> **Provided records**
================
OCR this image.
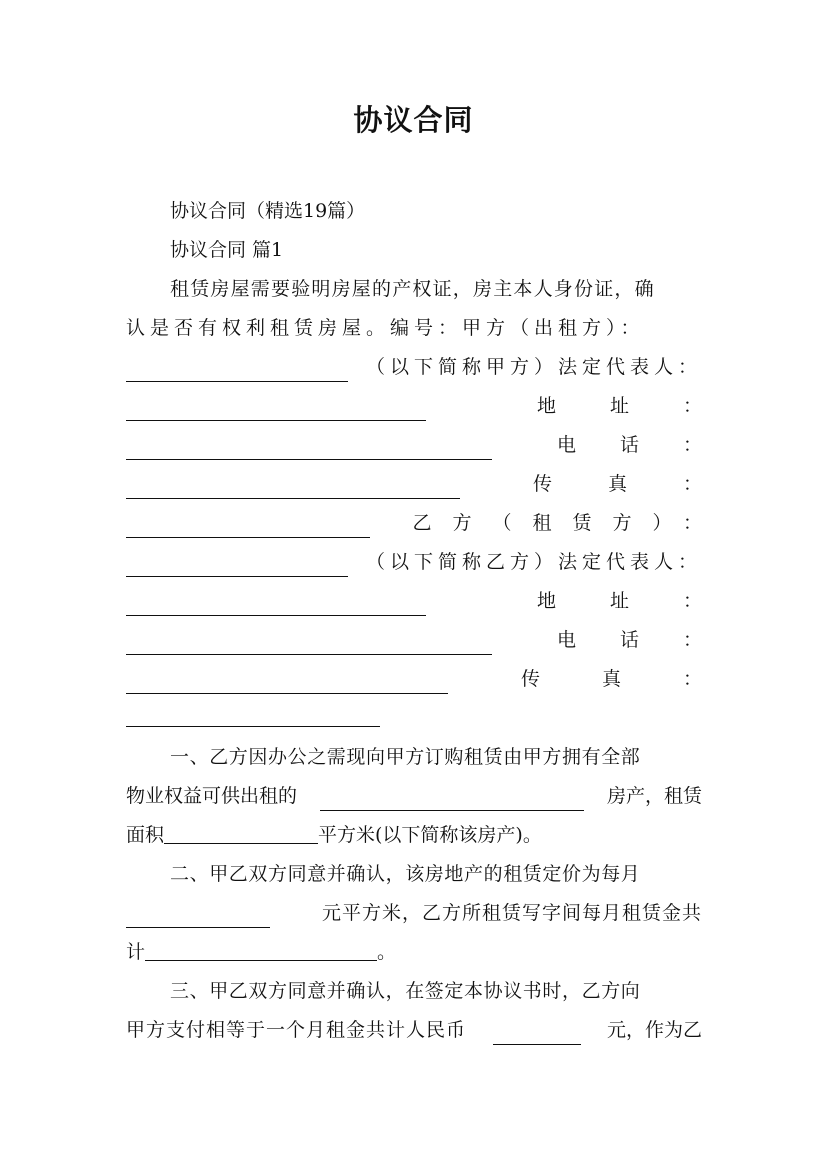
协议合同
协议合同（精选19篇）
协议合同 篇1
租赁房屋需要验明房屋的产权证，房主本人身份证，确
认是否有权利租赁房屋。编号：甲方（出租方）：
（以下简称甲方）法定代表人：
地址：
电话：
传真：
乙方（租赁方）：
（以下简称乙方）法定代表人：
地址：
电话：
传真：
一、乙方因办公之需现向甲方订购租赁由甲方拥有全部
物业权益可供出租的	房产，租赁
面积	平方米(以下简称该房产)。
二、甲乙双方同意并确认，该房地产的租赁定价为每月
元平方米，乙方所租赁写字间每月租赁金共
计	。
三、甲乙双方同意并确认，在签定本协议书时，乙方向
甲方支付相等于一个月租金共计人民币	元，作为乙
================
> **Aim**
Give only the number of lines in the records that contain the string "甲乙双方同意并确认".

> **Result of the exercise**
2